— Aim of the exercise —
Rewrite the lines below, putting "observation-item" wherever "observacao-item" appears and leaving everything else unchanged.

"""

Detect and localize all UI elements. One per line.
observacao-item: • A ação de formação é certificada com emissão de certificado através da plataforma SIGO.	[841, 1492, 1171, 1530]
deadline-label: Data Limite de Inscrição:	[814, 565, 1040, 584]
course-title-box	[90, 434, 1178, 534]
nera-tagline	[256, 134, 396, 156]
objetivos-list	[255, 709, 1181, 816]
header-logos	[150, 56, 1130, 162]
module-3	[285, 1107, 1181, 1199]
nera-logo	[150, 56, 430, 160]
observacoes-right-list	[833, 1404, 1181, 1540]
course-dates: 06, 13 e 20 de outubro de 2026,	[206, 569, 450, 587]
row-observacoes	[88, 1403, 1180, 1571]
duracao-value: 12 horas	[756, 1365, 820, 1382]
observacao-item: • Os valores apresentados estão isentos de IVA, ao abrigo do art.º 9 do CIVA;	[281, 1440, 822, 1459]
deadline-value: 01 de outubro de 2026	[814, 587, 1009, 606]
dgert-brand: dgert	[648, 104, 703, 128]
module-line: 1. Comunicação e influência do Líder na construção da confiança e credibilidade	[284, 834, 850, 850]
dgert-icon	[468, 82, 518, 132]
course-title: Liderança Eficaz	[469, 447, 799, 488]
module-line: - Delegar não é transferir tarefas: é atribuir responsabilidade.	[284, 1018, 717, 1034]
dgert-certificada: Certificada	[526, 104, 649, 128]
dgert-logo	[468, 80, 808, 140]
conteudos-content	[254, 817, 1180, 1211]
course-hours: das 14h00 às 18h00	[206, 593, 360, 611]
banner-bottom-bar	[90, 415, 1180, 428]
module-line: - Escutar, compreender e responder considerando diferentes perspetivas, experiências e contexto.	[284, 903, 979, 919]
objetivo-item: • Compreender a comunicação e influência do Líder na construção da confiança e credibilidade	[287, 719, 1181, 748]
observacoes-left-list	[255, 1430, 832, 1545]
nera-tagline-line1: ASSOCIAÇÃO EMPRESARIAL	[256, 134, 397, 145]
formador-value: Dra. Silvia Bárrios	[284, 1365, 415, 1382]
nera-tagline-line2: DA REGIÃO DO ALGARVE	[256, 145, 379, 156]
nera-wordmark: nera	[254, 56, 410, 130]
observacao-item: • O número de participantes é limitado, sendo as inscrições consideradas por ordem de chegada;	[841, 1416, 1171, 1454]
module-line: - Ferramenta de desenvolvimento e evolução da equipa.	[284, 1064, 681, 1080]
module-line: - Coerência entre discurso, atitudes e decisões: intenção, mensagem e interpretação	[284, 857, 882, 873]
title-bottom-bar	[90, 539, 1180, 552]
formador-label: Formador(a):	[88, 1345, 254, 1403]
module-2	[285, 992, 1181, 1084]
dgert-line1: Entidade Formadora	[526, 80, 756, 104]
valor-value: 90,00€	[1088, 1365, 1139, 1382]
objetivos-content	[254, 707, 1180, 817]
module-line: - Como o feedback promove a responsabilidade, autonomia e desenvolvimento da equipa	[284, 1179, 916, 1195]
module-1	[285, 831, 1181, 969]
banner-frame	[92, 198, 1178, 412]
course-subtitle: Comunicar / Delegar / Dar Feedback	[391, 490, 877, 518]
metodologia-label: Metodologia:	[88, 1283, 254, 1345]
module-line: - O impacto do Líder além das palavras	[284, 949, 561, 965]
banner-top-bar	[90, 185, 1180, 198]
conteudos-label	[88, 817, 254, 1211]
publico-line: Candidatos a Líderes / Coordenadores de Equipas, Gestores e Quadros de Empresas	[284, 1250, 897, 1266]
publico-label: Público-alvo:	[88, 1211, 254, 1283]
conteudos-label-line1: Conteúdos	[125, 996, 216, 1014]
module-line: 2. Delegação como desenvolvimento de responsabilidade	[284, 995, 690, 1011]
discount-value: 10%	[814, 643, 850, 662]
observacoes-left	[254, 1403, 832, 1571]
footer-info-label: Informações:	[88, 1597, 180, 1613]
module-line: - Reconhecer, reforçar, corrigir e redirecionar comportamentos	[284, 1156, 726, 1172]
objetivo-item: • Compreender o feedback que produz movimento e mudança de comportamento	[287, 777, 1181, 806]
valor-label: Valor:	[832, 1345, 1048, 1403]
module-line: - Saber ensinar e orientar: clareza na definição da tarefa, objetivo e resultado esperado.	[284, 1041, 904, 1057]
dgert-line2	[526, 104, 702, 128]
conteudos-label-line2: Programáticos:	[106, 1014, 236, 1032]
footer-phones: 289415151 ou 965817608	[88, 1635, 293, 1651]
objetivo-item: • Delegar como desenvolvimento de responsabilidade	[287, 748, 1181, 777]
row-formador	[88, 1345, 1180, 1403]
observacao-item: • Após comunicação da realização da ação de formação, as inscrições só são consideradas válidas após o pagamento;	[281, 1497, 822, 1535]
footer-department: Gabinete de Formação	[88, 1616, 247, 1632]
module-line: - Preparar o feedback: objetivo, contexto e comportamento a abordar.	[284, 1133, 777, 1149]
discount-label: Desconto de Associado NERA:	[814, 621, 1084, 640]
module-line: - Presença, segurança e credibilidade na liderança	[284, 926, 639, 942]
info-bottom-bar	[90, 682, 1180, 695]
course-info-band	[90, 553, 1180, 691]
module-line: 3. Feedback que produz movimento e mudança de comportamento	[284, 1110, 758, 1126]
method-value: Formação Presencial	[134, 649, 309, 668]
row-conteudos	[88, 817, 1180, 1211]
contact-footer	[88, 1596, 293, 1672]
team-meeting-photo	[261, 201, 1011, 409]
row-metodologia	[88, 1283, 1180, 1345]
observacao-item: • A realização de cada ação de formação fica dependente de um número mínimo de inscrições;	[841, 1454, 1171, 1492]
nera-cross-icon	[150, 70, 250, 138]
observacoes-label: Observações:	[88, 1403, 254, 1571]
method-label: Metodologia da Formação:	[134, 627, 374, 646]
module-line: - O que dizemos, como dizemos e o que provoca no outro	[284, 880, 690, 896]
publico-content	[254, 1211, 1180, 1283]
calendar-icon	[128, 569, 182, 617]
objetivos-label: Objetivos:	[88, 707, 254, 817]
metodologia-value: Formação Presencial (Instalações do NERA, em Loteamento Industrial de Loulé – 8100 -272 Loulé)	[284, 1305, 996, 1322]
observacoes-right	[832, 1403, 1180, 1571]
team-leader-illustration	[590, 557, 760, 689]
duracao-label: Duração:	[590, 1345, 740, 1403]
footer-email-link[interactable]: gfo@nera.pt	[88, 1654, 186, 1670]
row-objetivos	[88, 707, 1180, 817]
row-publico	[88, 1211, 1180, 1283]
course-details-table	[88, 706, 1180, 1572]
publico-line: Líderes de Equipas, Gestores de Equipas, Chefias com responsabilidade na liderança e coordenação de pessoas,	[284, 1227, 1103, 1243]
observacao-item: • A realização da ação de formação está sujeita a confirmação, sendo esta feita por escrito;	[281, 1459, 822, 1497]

"""

— Result —
Detect and localize all UI elements. One per line.
observation-item: • A ação de formação é certificada com emissão de certificado através da plataforma SIGO.	[841, 1492, 1171, 1530]
deadline-label: Data Limite de Inscrição:	[814, 565, 1040, 584]
course-title-box	[90, 434, 1178, 534]
nera-tagline	[256, 134, 396, 156]
objetivos-list	[255, 709, 1181, 816]
header-logos	[150, 56, 1130, 162]
module-3	[285, 1107, 1181, 1199]
nera-logo	[150, 56, 430, 160]
observacoes-right-list	[833, 1404, 1181, 1540]
course-dates: 06, 13 e 20 de outubro de 2026,	[206, 569, 450, 587]
row-observacoes	[88, 1403, 1180, 1571]
duracao-value: 12 horas	[756, 1365, 820, 1382]
observation-item: • Os valores apresentados estão isentos de IVA, ao abrigo do art.º 9 do CIVA;	[281, 1440, 822, 1459]
deadline-value: 01 de outubro de 2026	[814, 587, 1009, 606]
dgert-brand: dgert	[648, 104, 703, 128]
module-line: 1. Comunicação e influência do Líder na construção da confiança e credibilidade	[284, 834, 850, 850]
dgert-icon	[468, 82, 518, 132]
course-title: Liderança Eficaz	[469, 447, 799, 488]
module-line: - Delegar não é transferir tarefas: é atribuir responsabilidade.	[284, 1018, 717, 1034]
dgert-certificada: Certificada	[526, 104, 649, 128]
dgert-logo	[468, 80, 808, 140]
conteudos-content	[254, 817, 1180, 1211]
course-hours: das 14h00 às 18h00	[206, 593, 360, 611]
banner-bottom-bar	[90, 415, 1180, 428]
module-line: - Escutar, compreender e responder considerando diferentes perspetivas, experiências e contexto.	[284, 903, 979, 919]
objetivo-item: • Compreender a comunicação e influência do Líder na construção da confiança e credibilidade	[287, 719, 1181, 748]
observacoes-left-list	[255, 1430, 832, 1545]
nera-tagline-line1: ASSOCIAÇÃO EMPRESARIAL	[256, 134, 397, 145]
formador-value: Dra. Silvia Bárrios	[284, 1365, 415, 1382]
nera-tagline-line2: DA REGIÃO DO ALGARVE	[256, 145, 379, 156]
nera-wordmark: nera	[254, 56, 410, 130]
observation-item: • O número de participantes é limitado, sendo as inscrições consideradas por ordem de chegada;	[841, 1416, 1171, 1454]
module-line: - Ferramenta de desenvolvimento e evolução da equipa.	[284, 1064, 681, 1080]
module-line: - Coerência entre discurso, atitudes e decisões: intenção, mensagem e interpretação	[284, 857, 882, 873]
title-bottom-bar	[90, 539, 1180, 552]
formador-label: Formador(a):	[88, 1345, 254, 1403]
module-2	[285, 992, 1181, 1084]
dgert-line1: Entidade Formadora	[526, 80, 756, 104]
valor-value: 90,00€	[1088, 1365, 1139, 1382]
objetivos-content	[254, 707, 1180, 817]
module-line: - Como o feedback promove a responsabilidade, autonomia e desenvolvimento da equipa	[284, 1179, 916, 1195]
module-1	[285, 831, 1181, 969]
banner-frame	[92, 198, 1178, 412]
course-subtitle: Comunicar / Delegar / Dar Feedback	[391, 490, 877, 518]
metodologia-label: Metodologia:	[88, 1283, 254, 1345]
module-line: - O impacto do Líder além das palavras	[284, 949, 561, 965]
banner-top-bar	[90, 185, 1180, 198]
conteudos-label	[88, 817, 254, 1211]
publico-line: Candidatos a Líderes / Coordenadores de Equipas, Gestores e Quadros de Empresas	[284, 1250, 897, 1266]
publico-label: Público-alvo:	[88, 1211, 254, 1283]
conteudos-label-line1: Conteúdos	[125, 996, 216, 1014]
module-line: 2. Delegação como desenvolvimento de responsabilidade	[284, 995, 690, 1011]
discount-value: 10%	[814, 643, 850, 662]
observacoes-left	[254, 1403, 832, 1571]
footer-info-label: Informações:	[88, 1597, 180, 1613]
module-line: - Reconhecer, reforçar, corrigir e redirecionar comportamentos	[284, 1156, 726, 1172]
objetivo-item: • Compreender o feedback que produz movimento e mudança de comportamento	[287, 777, 1181, 806]
valor-label: Valor:	[832, 1345, 1048, 1403]
module-line: - Saber ensinar e orientar: clareza na definição da tarefa, objetivo e resultado esperado.	[284, 1041, 904, 1057]
dgert-line2	[526, 104, 702, 128]
conteudos-label-line2: Programáticos:	[106, 1014, 236, 1032]
footer-phones: 289415151 ou 965817608	[88, 1635, 293, 1651]
objetivo-item: • Delegar como desenvolvimento de responsabilidade	[287, 748, 1181, 777]
row-formador	[88, 1345, 1180, 1403]
observation-item: • Após comunicação da realização da ação de formação, as inscrições só são consideradas válidas após o pagamento;	[281, 1497, 822, 1535]
footer-department: Gabinete de Formação	[88, 1616, 247, 1632]
module-line: - Preparar o feedback: objetivo, contexto e comportamento a abordar.	[284, 1133, 777, 1149]
discount-label: Desconto de Associado NERA:	[814, 621, 1084, 640]
module-line: - Presença, segurança e credibilidade na liderança	[284, 926, 639, 942]
info-bottom-bar	[90, 682, 1180, 695]
course-info-band	[90, 553, 1180, 691]
module-line: 3. Feedback que produz movimento e mudança de comportamento	[284, 1110, 758, 1126]
method-value: Formação Presencial	[134, 649, 309, 668]
row-conteudos	[88, 817, 1180, 1211]
contact-footer	[88, 1596, 293, 1672]
team-meeting-photo	[261, 201, 1011, 409]
row-metodologia	[88, 1283, 1180, 1345]
observation-item: • A realização de cada ação de formação fica dependente de um número mínimo de inscrições;	[841, 1454, 1171, 1492]
nera-cross-icon	[150, 70, 250, 138]
observacoes-label: Observações:	[88, 1403, 254, 1571]
method-label: Metodologia da Formação:	[134, 627, 374, 646]
module-line: - O que dizemos, como dizemos e o que provoca no outro	[284, 880, 690, 896]
publico-content	[254, 1211, 1180, 1283]
calendar-icon	[128, 569, 182, 617]
objetivos-label: Objetivos:	[88, 707, 254, 817]
metodologia-value: Formação Presencial (Instalações do NERA, em Loteamento Industrial de Loulé – 8100 -272 Loulé)	[284, 1305, 996, 1322]
observacoes-right	[832, 1403, 1180, 1571]
team-leader-illustration	[590, 557, 760, 689]
duracao-label: Duração:	[590, 1345, 740, 1403]
footer-email-link[interactable]: gfo@nera.pt	[88, 1654, 186, 1670]
row-objetivos	[88, 707, 1180, 817]
row-publico	[88, 1211, 1180, 1283]
course-details-table	[88, 706, 1180, 1572]
publico-line: Líderes de Equipas, Gestores de Equipas, Chefias com responsabilidade na liderança e coordenação de pessoas,	[284, 1227, 1103, 1243]
observation-item: • A realização da ação de formação está sujeita a confirmação, sendo esta feita por escrito;	[281, 1459, 822, 1497]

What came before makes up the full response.